=== Required work ===
Your task is to transcribe all of the records exactly and leave out the pictures.

=== Data extract ===
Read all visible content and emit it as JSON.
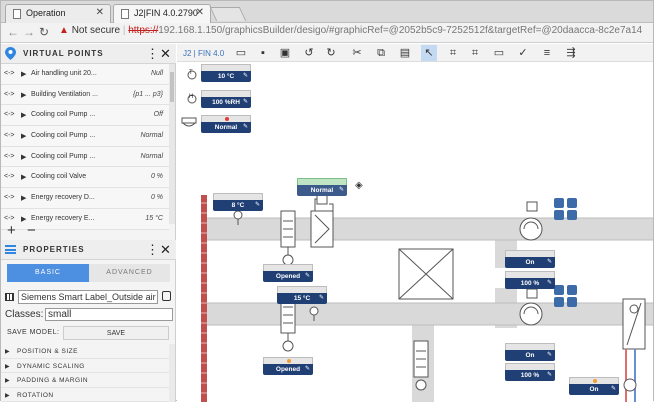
{
  "browser": {
    "tabs": [
      {
        "label": "Operation",
        "active": false
      },
      {
        "label": "J2|FIN 4.0.2790",
        "active": true
      }
    ],
    "address": {
      "security_label": "Not secure",
      "scheme": "https://",
      "url_rest": "192.168.1.150/graphicsBuilder/desigo/#graphicRef=@2052b5c9-7252512f&targetRef=@20daacca-8c2e7a14"
    }
  },
  "virtual_points": {
    "title": "VIRTUAL POINTS",
    "items": [
      {
        "label": "Air handling unit 20...",
        "value": "Null"
      },
      {
        "label": "Building Ventilation ...",
        "value": "{p1 ... p3}"
      },
      {
        "label": "Cooling coil Pump ...",
        "value": "Off"
      },
      {
        "label": "Cooling coil Pump ...",
        "value": "Normal"
      },
      {
        "label": "Cooling coil Pump ...",
        "value": "Normal"
      },
      {
        "label": "Cooling coil Valve",
        "value": "0 %"
      },
      {
        "label": "Energy recovery D...",
        "value": "0 %"
      },
      {
        "label": "Energy recovery E...",
        "value": "15 °C"
      }
    ],
    "row_arrow": "<->",
    "footer_add": "+",
    "footer_remove": "−",
    "splitter": "..."
  },
  "properties": {
    "title": "PROPERTIES",
    "tab_basic": "BASIC",
    "tab_advanced": "ADVANCED",
    "label_value": "Siemens Smart Label_Outside air filter",
    "classes_label": "Classes:",
    "classes_value": "small",
    "save_model_label": "SAVE MODEL:",
    "save_button": "SAVE",
    "sections": [
      "POSITION & SIZE",
      "DYNAMIC SCALING",
      "PADDING & MARGIN",
      "ROTATION"
    ]
  },
  "toolbar": {
    "brand": "J2 | FIN 4.0"
  },
  "canvas": {
    "legend": [
      {
        "letter": "T",
        "value": "10 °C"
      },
      {
        "letter": "H",
        "value": "100 %RH"
      },
      {
        "letter": "",
        "value": "Normal"
      }
    ],
    "labels": {
      "normal_green": "Normal",
      "temp_8": "8 °C",
      "opened_1": "Opened",
      "temp_15": "15 °C",
      "opened_2": "Opened",
      "on_1": "On",
      "pct_1": "100 %",
      "on_2": "On",
      "pct_2": "100 %",
      "on_3": "On"
    },
    "colors": {
      "chip_blue": "#1f3f75",
      "duct_gray": "#d8d8d8",
      "wall_red": "#c0504d",
      "alarm_red": "#e53935",
      "status_orange": "#f0a030"
    }
  }
}
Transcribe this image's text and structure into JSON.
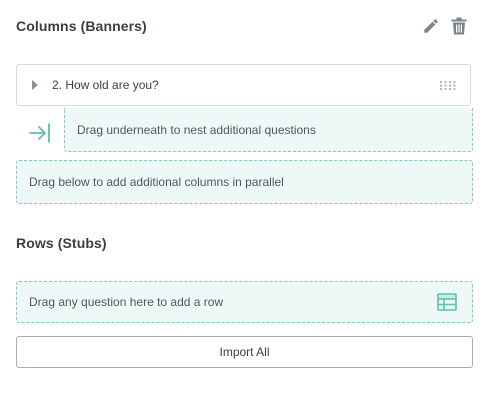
{
  "columns": {
    "title": "Columns (Banners)",
    "question": {
      "label": "2. How old are you?"
    },
    "nest_dropzone_text": "Drag underneath to nest additional questions",
    "parallel_dropzone_text": "Drag below to add additional columns in parallel"
  },
  "rows": {
    "title": "Rows (Stubs)",
    "dropzone_text": "Drag any question here to add a row"
  },
  "actions": {
    "import_all_label": "Import All"
  },
  "colors": {
    "accent_teal": "#5fbfad",
    "dropzone_fill": "#eef8f6",
    "icon_gray": "#7c828b"
  },
  "icons": {
    "edit": "pencil-icon",
    "delete": "trash-icon",
    "expand": "caret-right-icon",
    "drag": "grip-dots-icon",
    "nest": "nest-arrow-icon",
    "table": "table-icon"
  }
}
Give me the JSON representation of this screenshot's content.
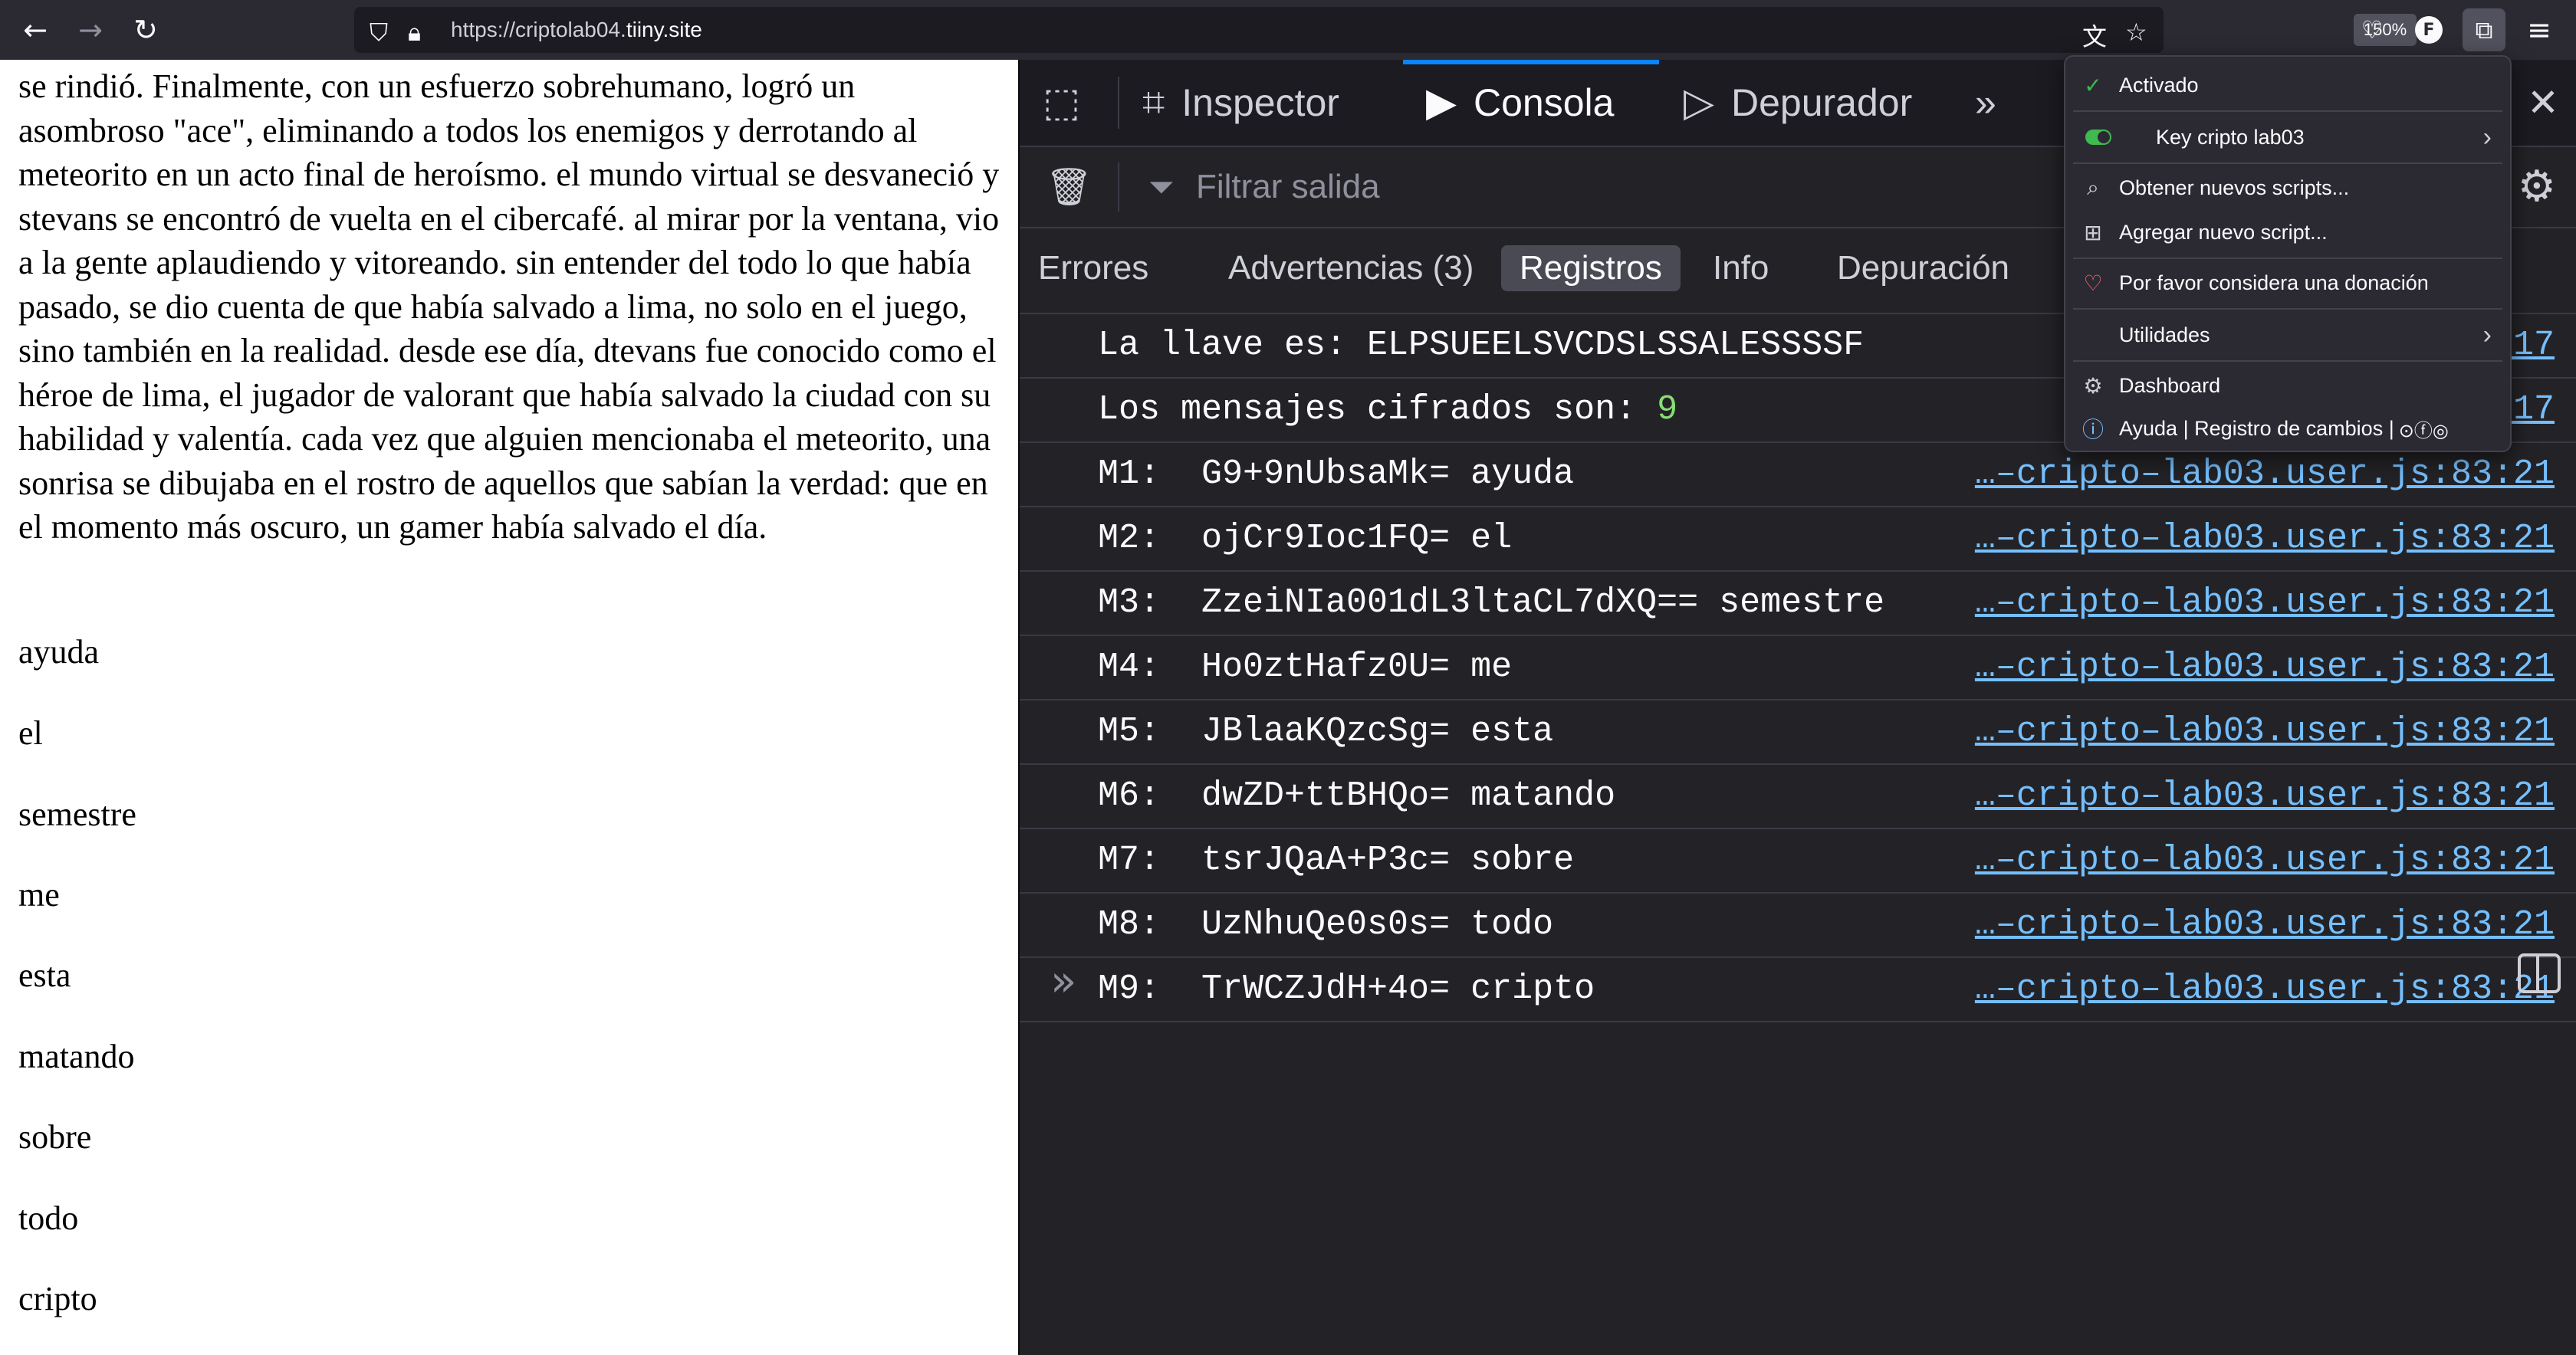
{
  "browser": {
    "url_prefix": "https://criptolab04.",
    "url_host": "tiiny.site",
    "zoom": "150%",
    "avatar_letter": "F"
  },
  "page": {
    "story": "se rindió. Finalmente, con un esfuerzo sobrehumano, logró un asombroso \"ace\", eliminando a todos los enemigos y derrotando al meteorito en un acto final de heroísmo. el mundo virtual se desvaneció y stevans se encontró de vuelta en el cibercafé. al mirar por la ventana, vio a la gente aplaudiendo y vitoreando. sin entender del todo lo que había pasado, se dio cuenta de que había salvado a lima, no solo en el juego, sino también en la realidad. desde ese día, dtevans fue conocido como el héroe de lima, el jugador de valorant que había salvado la ciudad con su habilidad y valentía. cada vez que alguien mencionaba el meteorito, una sonrisa se dibujaba en el rostro de aquellos que sabían la verdad: que en el momento más oscuro, un gamer había salvado el día.",
    "words": [
      "ayuda",
      "el",
      "semestre",
      "me",
      "esta",
      "matando",
      "sobre",
      "todo",
      "cripto"
    ]
  },
  "devtools": {
    "tabs": {
      "inspector": "Inspector",
      "console": "Consola",
      "debugger": "Depurador"
    },
    "filter_placeholder": "Filtrar salida",
    "categories": {
      "errors": "Errores",
      "warnings": "Advertencias (3)",
      "logs": "Registros",
      "info": "Info",
      "debug": "Depuración"
    },
    "key_line": {
      "label": "La llave es: ELPSUEELSVCDSLSSALESSSSF",
      "src": "…–cri…17"
    },
    "count_line": {
      "label": "Los mensajes cifrados son: ",
      "value": "9",
      "src": "…–cri…17"
    },
    "messages": [
      {
        "id": "M1:",
        "cipher": "G9+9nUbsaMk=",
        "plain": "ayuda",
        "src": "…–cripto–lab03.user.js:83:21"
      },
      {
        "id": "M2:",
        "cipher": "ojCr9Ioc1FQ=",
        "plain": "el",
        "src": "…–cripto–lab03.user.js:83:21"
      },
      {
        "id": "M3:",
        "cipher": "ZzeiNIa001dL3ltaCL7dXQ==",
        "plain": "semestre",
        "src": "…–cripto–lab03.user.js:83:21"
      },
      {
        "id": "M4:",
        "cipher": "Ho0ztHafz0U=",
        "plain": "me",
        "src": "…–cripto–lab03.user.js:83:21"
      },
      {
        "id": "M5:",
        "cipher": "JBlaaKQzcSg=",
        "plain": "esta",
        "src": "…–cripto–lab03.user.js:83:21"
      },
      {
        "id": "M6:",
        "cipher": "dwZD+ttBHQo=",
        "plain": "matando",
        "src": "…–cripto–lab03.user.js:83:21"
      },
      {
        "id": "M7:",
        "cipher": "tsrJQaA+P3c=",
        "plain": "sobre",
        "src": "…–cripto–lab03.user.js:83:21"
      },
      {
        "id": "M8:",
        "cipher": "UzNhuQe0s0s=",
        "plain": "todo",
        "src": "…–cripto–lab03.user.js:83:21"
      },
      {
        "id": "M9:",
        "cipher": "TrWCZJdH+4o=",
        "plain": "cripto",
        "src": "…–cripto–lab03.user.js:83:21"
      }
    ]
  },
  "popup": {
    "enabled": "Activado",
    "script_name": "Key cripto lab03",
    "get_scripts": "Obtener nuevos scripts...",
    "add_script": "Agregar nuevo script...",
    "donate": "Por favor considera una donación",
    "utilities": "Utilidades",
    "dashboard": "Dashboard",
    "help": "Ayuda | Registro de cambios |"
  }
}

=== The completed task ===
Read all visible content and emit it as JSON.
{
  "browser": {
    "tabs": [
      {
        "label": "Operation",
        "active": false
      },
      {
        "label": "J2|FIN 4.0.2790",
        "active": true
      }
    ],
    "address": {
      "security_label": "Not secure",
      "scheme": "https://",
      "url_rest": "192.168.1.150/graphicsBuilder/desigo/#graphicRef=@2052b5c9-7252512f&targetRef=@20daacca-8c2e7a14"
    }
  },
  "virtual_points": {
    "title": "VIRTUAL POINTS",
    "items": [
      {
        "label": "Air handling unit 20...",
        "value": "Null"
      },
      {
        "label": "Building Ventilation ...",
        "value": "{p1 ... p3}"
      },
      {
        "label": "Cooling coil Pump ...",
        "value": "Off"
      },
      {
        "label": "Cooling coil Pump ...",
        "value": "Normal"
      },
      {
        "label": "Cooling coil Pump ...",
        "value": "Normal"
      },
      {
        "label": "Cooling coil Valve",
        "value": "0 %"
      },
      {
        "label": "Energy recovery D...",
        "value": "0 %"
      },
      {
        "label": "Energy recovery E...",
        "value": "15 °C"
      }
    ],
    "row_arrow": "<->",
    "footer_add": "+",
    "footer_remove": "−",
    "splitter": "..."
  },
  "properties": {
    "title": "PROPERTIES",
    "tab_basic": "BASIC",
    "tab_advanced": "ADVANCED",
    "label_value": "Siemens Smart Label_Outside air filter",
    "classes_label": "Classes:",
    "classes_value": "small",
    "save_model_label": "SAVE MODEL:",
    "save_button": "SAVE",
    "sections": [
      "POSITION & SIZE",
      "DYNAMIC SCALING",
      "PADDING & MARGIN",
      "ROTATION"
    ]
  },
  "toolbar": {
    "brand": "J2 | FIN 4.0"
  },
  "canvas": {
    "legend": [
      {
        "letter": "T",
        "value": "10 °C"
      },
      {
        "letter": "H",
        "value": "100 %RH"
      },
      {
        "letter": "",
        "value": "Normal"
      }
    ],
    "labels": {
      "normal_green": "Normal",
      "temp_8": "8 °C",
      "opened_1": "Opened",
      "temp_15": "15 °C",
      "opened_2": "Opened",
      "on_1": "On",
      "pct_1": "100 %",
      "on_2": "On",
      "pct_2": "100 %",
      "on_3": "On"
    },
    "colors": {
      "chip_blue": "#1f3f75",
      "duct_gray": "#d8d8d8",
      "wall_red": "#c0504d",
      "alarm_red": "#e53935",
      "status_orange": "#f0a030"
    }
  }
}
Transcribe this image's text and structure into JSON.
{
  "columns": {
    "title": "Columns (Banners)",
    "question": {
      "label": "2. How old are you?"
    },
    "nest_dropzone_text": "Drag underneath to nest additional questions",
    "parallel_dropzone_text": "Drag below to add additional columns in parallel"
  },
  "rows": {
    "title": "Rows (Stubs)",
    "dropzone_text": "Drag any question here to add a row"
  },
  "actions": {
    "import_all_label": "Import All"
  },
  "colors": {
    "accent_teal": "#5fbfad",
    "dropzone_fill": "#eef8f6",
    "icon_gray": "#7c828b"
  },
  "icons": {
    "edit": "pencil-icon",
    "delete": "trash-icon",
    "expand": "caret-right-icon",
    "drag": "grip-dots-icon",
    "nest": "nest-arrow-icon",
    "table": "table-icon"
  }
}
Give me the JSON representation of this screenshot's content.
{
  "browser": {
    "url_prefix": "https://criptolab04.",
    "url_host": "tiiny.site",
    "zoom": "150%",
    "avatar_letter": "F"
  },
  "page": {
    "story": "se rindió. Finalmente, con un esfuerzo sobrehumano, logró un asombroso \"ace\", eliminando a todos los enemigos y derrotando al meteorito en un acto final de heroísmo. el mundo virtual se desvaneció y stevans se encontró de vuelta en el cibercafé. al mirar por la ventana, vio a la gente aplaudiendo y vitoreando. sin entender del todo lo que había pasado, se dio cuenta de que había salvado a lima, no solo en el juego, sino también en la realidad. desde ese día, dtevans fue conocido como el héroe de lima, el jugador de valorant que había salvado la ciudad con su habilidad y valentía. cada vez que alguien mencionaba el meteorito, una sonrisa se dibujaba en el rostro de aquellos que sabían la verdad: que en el momento más oscuro, un gamer había salvado el día.",
    "words": [
      "ayuda",
      "el",
      "semestre",
      "me",
      "esta",
      "matando",
      "sobre",
      "todo",
      "cripto"
    ]
  },
  "devtools": {
    "tabs": {
      "inspector": "Inspector",
      "console": "Consola",
      "debugger": "Depurador"
    },
    "filter_placeholder": "Filtrar salida",
    "categories": {
      "errors": "Errores",
      "warnings": "Advertencias (3)",
      "logs": "Registros",
      "info": "Info",
      "debug": "Depuración"
    },
    "key_line": {
      "label": "La llave es: ELPSUEELSVCDSLSSALESSSSF",
      "src": "…–cri…17"
    },
    "count_line": {
      "label": "Los mensajes cifrados son: ",
      "value": "9",
      "src": "…–cri…17"
    },
    "messages": [
      {
        "id": "M1:",
        "cipher": "G9+9nUbsaMk=",
        "plain": "ayuda",
        "src": "…–cripto–lab03.user.js:83:21"
      },
      {
        "id": "M2:",
        "cipher": "ojCr9Ioc1FQ=",
        "plain": "el",
        "src": "…–cripto–lab03.user.js:83:21"
      },
      {
        "id": "M3:",
        "cipher": "ZzeiNIa001dL3ltaCL7dXQ==",
        "plain": "semestre",
        "src": "…–cripto–lab03.user.js:83:21"
      },
      {
        "id": "M4:",
        "cipher": "Ho0ztHafz0U=",
        "plain": "me",
        "src": "…–cripto–lab03.user.js:83:21"
      },
      {
        "id": "M5:",
        "cipher": "JBlaaKQzcSg=",
        "plain": "esta",
        "src": "…–cripto–lab03.user.js:83:21"
      },
      {
        "id": "M6:",
        "cipher": "dwZD+ttBHQo=",
        "plain": "matando",
        "src": "…–cripto–lab03.user.js:83:21"
      },
      {
        "id": "M7:",
        "cipher": "tsrJQaA+P3c=",
        "plain": "sobre",
        "src": "…–cripto–lab03.user.js:83:21"
      },
      {
        "id": "M8:",
        "cipher": "UzNhuQe0s0s=",
        "plain": "todo",
        "src": "…–cripto–lab03.user.js:83:21"
      },
      {
        "id": "M9:",
        "cipher": "TrWCZJdH+4o=",
        "plain": "cripto",
        "src": "…–cripto–lab03.user.js:83:21"
      }
    ]
  },
  "popup": {
    "enabled": "Activado",
    "script_name": "Key cripto lab03",
    "get_scripts": "Obtener nuevos scripts...",
    "add_script": "Agregar nuevo script...",
    "donate": "Por favor considera una donación",
    "utilities": "Utilidades",
    "dashboard": "Dashboard",
    "help": "Ayuda | Registro de cambios |"
  }
}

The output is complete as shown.